- EXERCISE DESCRIPTION
Rewrite the entries below, replacing every occurrence of "NIF/NIE" with "DNI/NIE" and leaving everything else unchanged.

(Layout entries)
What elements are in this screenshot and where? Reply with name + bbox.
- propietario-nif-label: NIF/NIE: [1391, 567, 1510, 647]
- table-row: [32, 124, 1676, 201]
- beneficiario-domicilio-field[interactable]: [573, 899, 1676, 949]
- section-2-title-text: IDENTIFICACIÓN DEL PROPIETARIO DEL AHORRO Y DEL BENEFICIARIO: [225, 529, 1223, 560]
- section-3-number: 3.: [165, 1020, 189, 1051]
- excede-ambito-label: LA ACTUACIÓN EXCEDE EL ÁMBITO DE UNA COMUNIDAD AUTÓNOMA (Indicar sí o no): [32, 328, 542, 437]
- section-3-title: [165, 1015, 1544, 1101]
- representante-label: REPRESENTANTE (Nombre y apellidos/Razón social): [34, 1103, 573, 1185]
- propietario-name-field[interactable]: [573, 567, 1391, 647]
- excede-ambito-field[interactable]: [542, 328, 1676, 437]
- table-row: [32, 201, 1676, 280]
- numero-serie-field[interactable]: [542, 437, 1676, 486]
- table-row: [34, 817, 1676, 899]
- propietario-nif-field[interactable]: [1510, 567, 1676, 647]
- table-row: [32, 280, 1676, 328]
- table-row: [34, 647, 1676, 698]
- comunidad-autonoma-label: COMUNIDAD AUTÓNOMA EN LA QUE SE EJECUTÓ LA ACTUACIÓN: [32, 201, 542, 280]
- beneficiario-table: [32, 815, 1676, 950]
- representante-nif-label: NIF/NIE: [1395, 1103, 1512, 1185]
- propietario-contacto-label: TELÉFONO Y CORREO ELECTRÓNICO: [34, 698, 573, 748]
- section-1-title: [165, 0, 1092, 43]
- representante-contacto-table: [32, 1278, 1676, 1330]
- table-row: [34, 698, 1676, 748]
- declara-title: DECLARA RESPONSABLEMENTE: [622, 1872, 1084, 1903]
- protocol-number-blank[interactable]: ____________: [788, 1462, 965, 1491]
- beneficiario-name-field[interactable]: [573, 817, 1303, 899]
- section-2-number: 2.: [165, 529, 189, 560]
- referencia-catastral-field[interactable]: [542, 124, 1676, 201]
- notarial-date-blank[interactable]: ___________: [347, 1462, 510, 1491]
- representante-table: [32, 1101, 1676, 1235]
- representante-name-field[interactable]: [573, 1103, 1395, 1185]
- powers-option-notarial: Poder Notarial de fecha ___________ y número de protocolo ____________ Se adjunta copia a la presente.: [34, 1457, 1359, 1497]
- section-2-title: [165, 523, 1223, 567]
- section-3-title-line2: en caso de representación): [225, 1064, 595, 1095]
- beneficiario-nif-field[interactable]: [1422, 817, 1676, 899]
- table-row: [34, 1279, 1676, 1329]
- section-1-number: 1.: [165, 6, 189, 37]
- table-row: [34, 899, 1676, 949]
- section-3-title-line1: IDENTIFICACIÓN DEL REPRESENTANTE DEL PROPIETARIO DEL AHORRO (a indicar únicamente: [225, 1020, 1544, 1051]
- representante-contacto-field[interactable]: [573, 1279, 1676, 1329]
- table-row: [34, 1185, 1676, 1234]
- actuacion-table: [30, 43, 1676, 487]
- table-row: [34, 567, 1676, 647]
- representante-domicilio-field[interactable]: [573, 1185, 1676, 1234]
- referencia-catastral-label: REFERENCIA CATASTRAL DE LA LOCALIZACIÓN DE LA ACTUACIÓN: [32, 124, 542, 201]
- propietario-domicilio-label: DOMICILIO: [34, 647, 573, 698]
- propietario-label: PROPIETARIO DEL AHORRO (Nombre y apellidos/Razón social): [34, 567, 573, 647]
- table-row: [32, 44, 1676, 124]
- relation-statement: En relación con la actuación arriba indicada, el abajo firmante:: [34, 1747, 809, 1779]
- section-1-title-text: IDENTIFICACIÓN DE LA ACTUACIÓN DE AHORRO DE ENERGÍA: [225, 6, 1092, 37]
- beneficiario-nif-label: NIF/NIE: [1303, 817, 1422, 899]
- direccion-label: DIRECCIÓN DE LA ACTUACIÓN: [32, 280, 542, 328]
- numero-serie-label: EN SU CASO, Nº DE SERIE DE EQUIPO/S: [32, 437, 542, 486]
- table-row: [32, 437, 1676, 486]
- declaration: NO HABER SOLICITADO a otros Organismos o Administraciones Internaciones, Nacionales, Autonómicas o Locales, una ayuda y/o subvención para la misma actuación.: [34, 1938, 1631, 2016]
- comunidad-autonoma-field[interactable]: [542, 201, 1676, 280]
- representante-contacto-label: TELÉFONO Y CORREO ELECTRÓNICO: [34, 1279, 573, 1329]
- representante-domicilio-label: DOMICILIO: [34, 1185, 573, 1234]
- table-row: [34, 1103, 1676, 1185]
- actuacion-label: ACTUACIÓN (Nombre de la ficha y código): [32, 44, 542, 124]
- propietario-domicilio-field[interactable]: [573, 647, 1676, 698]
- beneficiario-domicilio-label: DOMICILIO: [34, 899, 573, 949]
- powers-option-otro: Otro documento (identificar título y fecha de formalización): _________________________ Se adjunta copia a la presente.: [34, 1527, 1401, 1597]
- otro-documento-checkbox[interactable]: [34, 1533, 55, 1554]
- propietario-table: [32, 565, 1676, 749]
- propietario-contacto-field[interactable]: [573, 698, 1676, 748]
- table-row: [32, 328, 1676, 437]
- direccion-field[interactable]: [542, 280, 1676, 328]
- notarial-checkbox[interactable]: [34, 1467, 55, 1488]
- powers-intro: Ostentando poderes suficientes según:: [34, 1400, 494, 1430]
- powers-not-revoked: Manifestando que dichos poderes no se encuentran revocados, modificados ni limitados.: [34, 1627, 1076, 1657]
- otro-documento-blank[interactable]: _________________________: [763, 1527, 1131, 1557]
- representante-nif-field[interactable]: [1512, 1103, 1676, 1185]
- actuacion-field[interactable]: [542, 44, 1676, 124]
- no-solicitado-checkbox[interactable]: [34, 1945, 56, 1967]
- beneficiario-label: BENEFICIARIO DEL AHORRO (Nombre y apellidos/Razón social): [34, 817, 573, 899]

- PROBLEM SOLUTION
What elements are in this screenshot and where? Reply with name + bbox.
- propietario-nif-label: DNI/NIE: [1391, 567, 1510, 647]
- table-row: [32, 124, 1676, 201]
- beneficiario-domicilio-field[interactable]: [573, 899, 1676, 949]
- section-2-title-text: IDENTIFICACIÓN DEL PROPIETARIO DEL AHORRO Y DEL BENEFICIARIO: [225, 529, 1223, 560]
- section-3-number: 3.: [165, 1020, 189, 1051]
- excede-ambito-label: LA ACTUACIÓN EXCEDE EL ÁMBITO DE UNA COMUNIDAD AUTÓNOMA (Indicar sí o no): [32, 328, 542, 437]
- section-3-title: [165, 1015, 1544, 1101]
- representante-label: REPRESENTANTE (Nombre y apellidos/Razón social): [34, 1103, 573, 1185]
- propietario-name-field[interactable]: [573, 567, 1391, 647]
- excede-ambito-field[interactable]: [542, 328, 1676, 437]
- table-row: [32, 201, 1676, 280]
- numero-serie-field[interactable]: [542, 437, 1676, 486]
- table-row: [34, 817, 1676, 899]
- propietario-nif-field[interactable]: [1510, 567, 1676, 647]
- table-row: [32, 280, 1676, 328]
- table-row: [34, 647, 1676, 698]
- comunidad-autonoma-label: COMUNIDAD AUTÓNOMA EN LA QUE SE EJECUTÓ LA ACTUACIÓN: [32, 201, 542, 280]
- beneficiario-table: [32, 815, 1676, 950]
- representante-nif-label: DNI/NIE: [1395, 1103, 1512, 1185]
- propietario-contacto-label: TELÉFONO Y CORREO ELECTRÓNICO: [34, 698, 573, 748]
- section-1-title: [165, 0, 1092, 43]
- representante-contacto-table: [32, 1278, 1676, 1330]
- table-row: [34, 698, 1676, 748]
- declara-title: DECLARA RESPONSABLEMENTE: [622, 1872, 1084, 1903]
- protocol-number-blank[interactable]: ____________: [788, 1462, 965, 1491]
- beneficiario-name-field[interactable]: [573, 817, 1303, 899]
- section-2-number: 2.: [165, 529, 189, 560]
- referencia-catastral-field[interactable]: [542, 124, 1676, 201]
- notarial-date-blank[interactable]: ___________: [347, 1462, 510, 1491]
- representante-table: [32, 1101, 1676, 1235]
- representante-name-field[interactable]: [573, 1103, 1395, 1185]
- powers-option-notarial: Poder Notarial de fecha ___________ y número de protocolo ____________ Se adjunta copia a la presente.: [34, 1457, 1359, 1497]
- section-2-title: [165, 523, 1223, 567]
- section-3-title-line2: en caso de representación): [225, 1064, 595, 1095]
- beneficiario-nif-field[interactable]: [1422, 817, 1676, 899]
- table-row: [34, 1279, 1676, 1329]
- section-1-number: 1.: [165, 6, 189, 37]
- table-row: [34, 899, 1676, 949]
- section-3-title-line1: IDENTIFICACIÓN DEL REPRESENTANTE DEL PROPIETARIO DEL AHORRO (a indicar únicamente: [225, 1020, 1544, 1051]
- representante-contacto-field[interactable]: [573, 1279, 1676, 1329]
- table-row: [34, 1185, 1676, 1234]
- actuacion-table: [30, 43, 1676, 487]
- table-row: [34, 567, 1676, 647]
- representante-domicilio-field[interactable]: [573, 1185, 1676, 1234]
- referencia-catastral-label: REFERENCIA CATASTRAL DE LA LOCALIZACIÓN DE LA ACTUACIÓN: [32, 124, 542, 201]
- propietario-domicilio-label: DOMICILIO: [34, 647, 573, 698]
- propietario-label: PROPIETARIO DEL AHORRO (Nombre y apellidos/Razón social): [34, 567, 573, 647]
- table-row: [32, 44, 1676, 124]
- relation-statement: En relación con la actuación arriba indicada, el abajo firmante:: [34, 1747, 809, 1779]
- section-1-title-text: IDENTIFICACIÓN DE LA ACTUACIÓN DE AHORRO DE ENERGÍA: [225, 6, 1092, 37]
- beneficiario-nif-label: DNI/NIE: [1303, 817, 1422, 899]
- direccion-label: DIRECCIÓN DE LA ACTUACIÓN: [32, 280, 542, 328]
- numero-serie-label: EN SU CASO, Nº DE SERIE DE EQUIPO/S: [32, 437, 542, 486]
- table-row: [32, 437, 1676, 486]
- declaration: NO HABER SOLICITADO a otros Organismos o Administraciones Internaciones, Nacionales, Autonómicas o Locales, una ayuda y/o subvención para la misma actuación.: [34, 1938, 1631, 2016]
- comunidad-autonoma-field[interactable]: [542, 201, 1676, 280]
- representante-contacto-label: TELÉFONO Y CORREO ELECTRÓNICO: [34, 1279, 573, 1329]
- representante-domicilio-label: DOMICILIO: [34, 1185, 573, 1234]
- table-row: [34, 1103, 1676, 1185]
- actuacion-label: ACTUACIÓN (Nombre de la ficha y código): [32, 44, 542, 124]
- propietario-domicilio-field[interactable]: [573, 647, 1676, 698]
- beneficiario-domicilio-label: DOMICILIO: [34, 899, 573, 949]
- powers-option-otro: Otro documento (identificar título y fecha de formalización): _________________________ Se adjunta copia a la presente.: [34, 1527, 1401, 1597]
- otro-documento-checkbox[interactable]: [34, 1533, 55, 1554]
- propietario-table: [32, 565, 1676, 749]
- propietario-contacto-field[interactable]: [573, 698, 1676, 748]
- table-row: [32, 328, 1676, 437]
- direccion-field[interactable]: [542, 280, 1676, 328]
- notarial-checkbox[interactable]: [34, 1467, 55, 1488]
- powers-intro: Ostentando poderes suficientes según:: [34, 1400, 494, 1430]
- powers-not-revoked: Manifestando que dichos poderes no se encuentran revocados, modificados ni limitados.: [34, 1627, 1076, 1657]
- otro-documento-blank[interactable]: _________________________: [763, 1527, 1131, 1557]
- representante-nif-field[interactable]: [1512, 1103, 1676, 1185]
- actuacion-field[interactable]: [542, 44, 1676, 124]
- no-solicitado-checkbox[interactable]: [34, 1945, 56, 1967]
- beneficiario-label: BENEFICIARIO DEL AHORRO (Nombre y apellidos/Razón social): [34, 817, 573, 899]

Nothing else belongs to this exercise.